Requirements: Every line below is to be copied exactly, with the pictures left out.

------------------------------------------------------------------------

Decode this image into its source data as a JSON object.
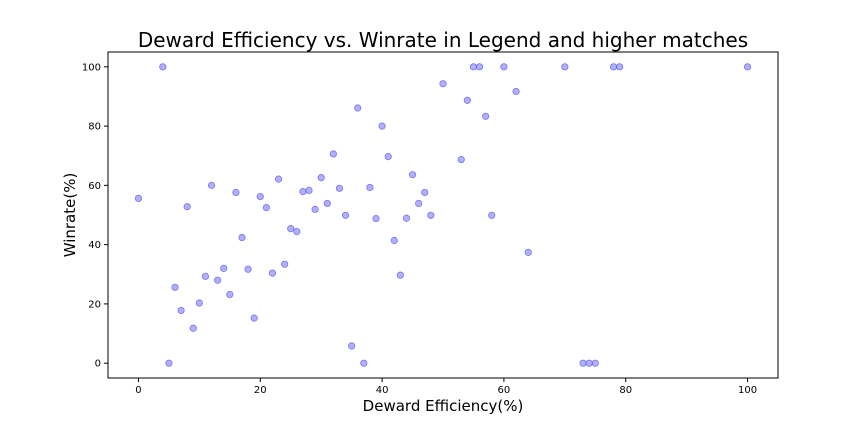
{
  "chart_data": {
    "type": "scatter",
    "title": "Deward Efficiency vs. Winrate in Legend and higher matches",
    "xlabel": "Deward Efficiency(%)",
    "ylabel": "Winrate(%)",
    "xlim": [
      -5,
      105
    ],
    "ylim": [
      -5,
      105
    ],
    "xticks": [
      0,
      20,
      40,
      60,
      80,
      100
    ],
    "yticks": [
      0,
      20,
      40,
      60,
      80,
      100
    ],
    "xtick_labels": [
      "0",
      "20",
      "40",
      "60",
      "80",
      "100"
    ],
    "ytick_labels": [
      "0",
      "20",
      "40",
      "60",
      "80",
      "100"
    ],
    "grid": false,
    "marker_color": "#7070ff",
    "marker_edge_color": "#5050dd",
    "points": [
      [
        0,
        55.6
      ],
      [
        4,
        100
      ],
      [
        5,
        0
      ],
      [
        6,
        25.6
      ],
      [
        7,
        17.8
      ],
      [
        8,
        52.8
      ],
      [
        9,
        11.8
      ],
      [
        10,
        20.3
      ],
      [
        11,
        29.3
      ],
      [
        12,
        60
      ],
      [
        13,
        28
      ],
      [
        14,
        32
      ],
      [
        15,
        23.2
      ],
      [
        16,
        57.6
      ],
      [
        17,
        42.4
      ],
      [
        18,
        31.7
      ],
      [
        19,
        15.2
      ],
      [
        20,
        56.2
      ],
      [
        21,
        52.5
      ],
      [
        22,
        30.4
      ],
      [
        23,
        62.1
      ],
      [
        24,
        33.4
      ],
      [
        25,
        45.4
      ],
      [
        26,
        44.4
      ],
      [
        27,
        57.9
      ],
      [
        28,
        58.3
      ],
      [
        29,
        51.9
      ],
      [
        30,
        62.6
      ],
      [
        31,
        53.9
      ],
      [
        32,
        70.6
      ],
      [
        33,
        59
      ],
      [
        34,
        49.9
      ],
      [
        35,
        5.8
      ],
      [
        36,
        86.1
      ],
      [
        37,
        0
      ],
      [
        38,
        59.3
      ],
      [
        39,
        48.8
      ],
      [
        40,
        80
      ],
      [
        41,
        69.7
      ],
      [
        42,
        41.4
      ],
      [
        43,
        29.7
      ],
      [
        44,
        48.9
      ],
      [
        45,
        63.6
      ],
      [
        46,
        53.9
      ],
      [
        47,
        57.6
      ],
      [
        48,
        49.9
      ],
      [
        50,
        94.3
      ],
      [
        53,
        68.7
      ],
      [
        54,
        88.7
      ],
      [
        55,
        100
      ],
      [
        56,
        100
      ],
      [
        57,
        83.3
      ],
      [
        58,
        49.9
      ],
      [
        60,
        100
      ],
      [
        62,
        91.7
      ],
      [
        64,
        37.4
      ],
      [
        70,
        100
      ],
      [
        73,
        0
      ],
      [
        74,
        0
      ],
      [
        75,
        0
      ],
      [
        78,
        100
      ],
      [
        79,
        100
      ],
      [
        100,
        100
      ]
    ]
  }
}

------------------------------------------------------------------------

Solution:
Decode this image into its source data as a JSON object.
{
  "chart_data": {
    "type": "scatter",
    "title": "Deward Efficiency vs. Winrate in Legend and higher matches",
    "xlabel": "Deward Efficiency(%)",
    "ylabel": "Winrate(%)",
    "xlim": [
      -5,
      105
    ],
    "ylim": [
      -5,
      105
    ],
    "xticks": [
      0,
      20,
      40,
      60,
      80,
      100
    ],
    "yticks": [
      0,
      20,
      40,
      60,
      80,
      100
    ],
    "xtick_labels": [
      "0",
      "20",
      "40",
      "60",
      "80",
      "100"
    ],
    "ytick_labels": [
      "0",
      "20",
      "40",
      "60",
      "80",
      "100"
    ],
    "grid": false,
    "marker_color": "#7070ff",
    "marker_edge_color": "#5050dd",
    "points": [
      [
        0,
        55.6
      ],
      [
        4,
        100
      ],
      [
        5,
        0
      ],
      [
        6,
        25.6
      ],
      [
        7,
        17.8
      ],
      [
        8,
        52.8
      ],
      [
        9,
        11.8
      ],
      [
        10,
        20.3
      ],
      [
        11,
        29.3
      ],
      [
        12,
        60
      ],
      [
        13,
        28
      ],
      [
        14,
        32
      ],
      [
        15,
        23.2
      ],
      [
        16,
        57.6
      ],
      [
        17,
        42.4
      ],
      [
        18,
        31.7
      ],
      [
        19,
        15.2
      ],
      [
        20,
        56.2
      ],
      [
        21,
        52.5
      ],
      [
        22,
        30.4
      ],
      [
        23,
        62.1
      ],
      [
        24,
        33.4
      ],
      [
        25,
        45.4
      ],
      [
        26,
        44.4
      ],
      [
        27,
        57.9
      ],
      [
        28,
        58.3
      ],
      [
        29,
        51.9
      ],
      [
        30,
        62.6
      ],
      [
        31,
        53.9
      ],
      [
        32,
        70.6
      ],
      [
        33,
        59
      ],
      [
        34,
        49.9
      ],
      [
        35,
        5.8
      ],
      [
        36,
        86.1
      ],
      [
        37,
        0
      ],
      [
        38,
        59.3
      ],
      [
        39,
        48.8
      ],
      [
        40,
        80
      ],
      [
        41,
        69.7
      ],
      [
        42,
        41.4
      ],
      [
        43,
        29.7
      ],
      [
        44,
        48.9
      ],
      [
        45,
        63.6
      ],
      [
        46,
        53.9
      ],
      [
        47,
        57.6
      ],
      [
        48,
        49.9
      ],
      [
        50,
        94.3
      ],
      [
        53,
        68.7
      ],
      [
        54,
        88.7
      ],
      [
        55,
        100
      ],
      [
        56,
        100
      ],
      [
        57,
        83.3
      ],
      [
        58,
        49.9
      ],
      [
        60,
        100
      ],
      [
        62,
        91.7
      ],
      [
        64,
        37.4
      ],
      [
        70,
        100
      ],
      [
        73,
        0
      ],
      [
        74,
        0
      ],
      [
        75,
        0
      ],
      [
        78,
        100
      ],
      [
        79,
        100
      ],
      [
        100,
        100
      ]
    ]
  }
}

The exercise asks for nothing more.